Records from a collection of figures
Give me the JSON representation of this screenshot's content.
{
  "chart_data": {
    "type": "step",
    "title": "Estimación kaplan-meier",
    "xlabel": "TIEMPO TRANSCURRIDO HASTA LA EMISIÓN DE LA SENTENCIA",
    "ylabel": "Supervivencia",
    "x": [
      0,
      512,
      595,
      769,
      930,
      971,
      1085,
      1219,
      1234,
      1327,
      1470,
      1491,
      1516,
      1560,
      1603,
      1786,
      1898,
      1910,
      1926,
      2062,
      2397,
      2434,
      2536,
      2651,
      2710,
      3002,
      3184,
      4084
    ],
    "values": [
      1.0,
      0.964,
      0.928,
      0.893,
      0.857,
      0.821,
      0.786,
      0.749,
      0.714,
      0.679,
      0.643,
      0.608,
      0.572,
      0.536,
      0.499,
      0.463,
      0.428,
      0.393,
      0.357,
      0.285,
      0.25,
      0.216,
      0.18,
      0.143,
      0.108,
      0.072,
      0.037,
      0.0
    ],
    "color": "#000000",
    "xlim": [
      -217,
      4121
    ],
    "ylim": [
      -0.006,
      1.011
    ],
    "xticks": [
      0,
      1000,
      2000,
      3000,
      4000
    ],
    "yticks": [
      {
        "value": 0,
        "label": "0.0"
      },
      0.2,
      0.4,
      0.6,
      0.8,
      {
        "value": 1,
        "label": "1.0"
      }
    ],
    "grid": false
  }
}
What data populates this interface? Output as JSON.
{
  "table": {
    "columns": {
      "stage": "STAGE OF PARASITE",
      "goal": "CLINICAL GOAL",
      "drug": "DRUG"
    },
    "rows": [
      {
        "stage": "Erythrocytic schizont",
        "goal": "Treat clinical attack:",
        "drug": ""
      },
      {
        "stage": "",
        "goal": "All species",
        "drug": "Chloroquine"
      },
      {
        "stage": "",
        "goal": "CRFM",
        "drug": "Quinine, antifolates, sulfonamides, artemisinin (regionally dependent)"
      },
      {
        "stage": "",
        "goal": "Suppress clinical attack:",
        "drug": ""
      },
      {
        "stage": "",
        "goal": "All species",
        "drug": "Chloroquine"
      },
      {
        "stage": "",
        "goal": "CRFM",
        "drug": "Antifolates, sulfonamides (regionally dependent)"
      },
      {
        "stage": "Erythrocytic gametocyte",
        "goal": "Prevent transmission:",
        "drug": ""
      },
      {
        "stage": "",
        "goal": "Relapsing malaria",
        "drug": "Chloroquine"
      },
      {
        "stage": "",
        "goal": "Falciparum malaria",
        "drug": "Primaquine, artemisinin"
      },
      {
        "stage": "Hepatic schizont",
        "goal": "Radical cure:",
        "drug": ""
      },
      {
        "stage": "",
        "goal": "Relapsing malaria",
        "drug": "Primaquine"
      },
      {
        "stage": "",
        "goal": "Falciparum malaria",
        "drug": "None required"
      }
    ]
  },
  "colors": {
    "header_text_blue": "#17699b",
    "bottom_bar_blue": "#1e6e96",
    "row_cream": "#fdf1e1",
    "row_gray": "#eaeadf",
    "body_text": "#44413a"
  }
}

- **TASK REQUIREMENTS**
Your task is to quote the listing above word for word.

- **FULL OUTPUT**
Give me the JSON representation of this screenshot's content.
{
  "chart_data": {
    "type": "step",
    "title": "Estimación kaplan-meier",
    "xlabel": "TIEMPO TRANSCURRIDO HASTA LA EMISIÓN DE LA SENTENCIA",
    "ylabel": "Supervivencia",
    "x": [
      0,
      512,
      595,
      769,
      930,
      971,
      1085,
      1219,
      1234,
      1327,
      1470,
      1491,
      1516,
      1560,
      1603,
      1786,
      1898,
      1910,
      1926,
      2062,
      2397,
      2434,
      2536,
      2651,
      2710,
      3002,
      3184,
      4084
    ],
    "values": [
      1.0,
      0.964,
      0.928,
      0.893,
      0.857,
      0.821,
      0.786,
      0.749,
      0.714,
      0.679,
      0.643,
      0.608,
      0.572,
      0.536,
      0.499,
      0.463,
      0.428,
      0.393,
      0.357,
      0.285,
      0.25,
      0.216,
      0.18,
      0.143,
      0.108,
      0.072,
      0.037,
      0.0
    ],
    "color": "#000000",
    "xlim": [
      -217,
      4121
    ],
    "ylim": [
      -0.006,
      1.011
    ],
    "xticks": [
      0,
      1000,
      2000,
      3000,
      4000
    ],
    "yticks": [
      {
        "value": 0,
        "label": "0.0"
      },
      0.2,
      0.4,
      0.6,
      0.8,
      {
        "value": 1,
        "label": "1.0"
      }
    ],
    "grid": false
  }
}
What data populates this interface? Output as JSON.
{
  "table": {
    "columns": {
      "stage": "STAGE OF PARASITE",
      "goal": "CLINICAL GOAL",
      "drug": "DRUG"
    },
    "rows": [
      {
        "stage": "Erythrocytic schizont",
        "goal": "Treat clinical attack:",
        "drug": ""
      },
      {
        "stage": "",
        "goal": "All species",
        "drug": "Chloroquine"
      },
      {
        "stage": "",
        "goal": "CRFM",
        "drug": "Quinine, antifolates, sulfonamides, artemisinin (regionally dependent)"
      },
      {
        "stage": "",
        "goal": "Suppress clinical attack:",
        "drug": ""
      },
      {
        "stage": "",
        "goal": "All species",
        "drug": "Chloroquine"
      },
      {
        "stage": "",
        "goal": "CRFM",
        "drug": "Antifolates, sulfonamides (regionally dependent)"
      },
      {
        "stage": "Erythrocytic gametocyte",
        "goal": "Prevent transmission:",
        "drug": ""
      },
      {
        "stage": "",
        "goal": "Relapsing malaria",
        "drug": "Chloroquine"
      },
      {
        "stage": "",
        "goal": "Falciparum malaria",
        "drug": "Primaquine, artemisinin"
      },
      {
        "stage": "Hepatic schizont",
        "goal": "Radical cure:",
        "drug": ""
      },
      {
        "stage": "",
        "goal": "Relapsing malaria",
        "drug": "Primaquine"
      },
      {
        "stage": "",
        "goal": "Falciparum malaria",
        "drug": "None required"
      }
    ]
  },
  "colors": {
    "header_text_blue": "#17699b",
    "bottom_bar_blue": "#1e6e96",
    "row_cream": "#fdf1e1",
    "row_gray": "#eaeadf",
    "body_text": "#44413a"
  }
}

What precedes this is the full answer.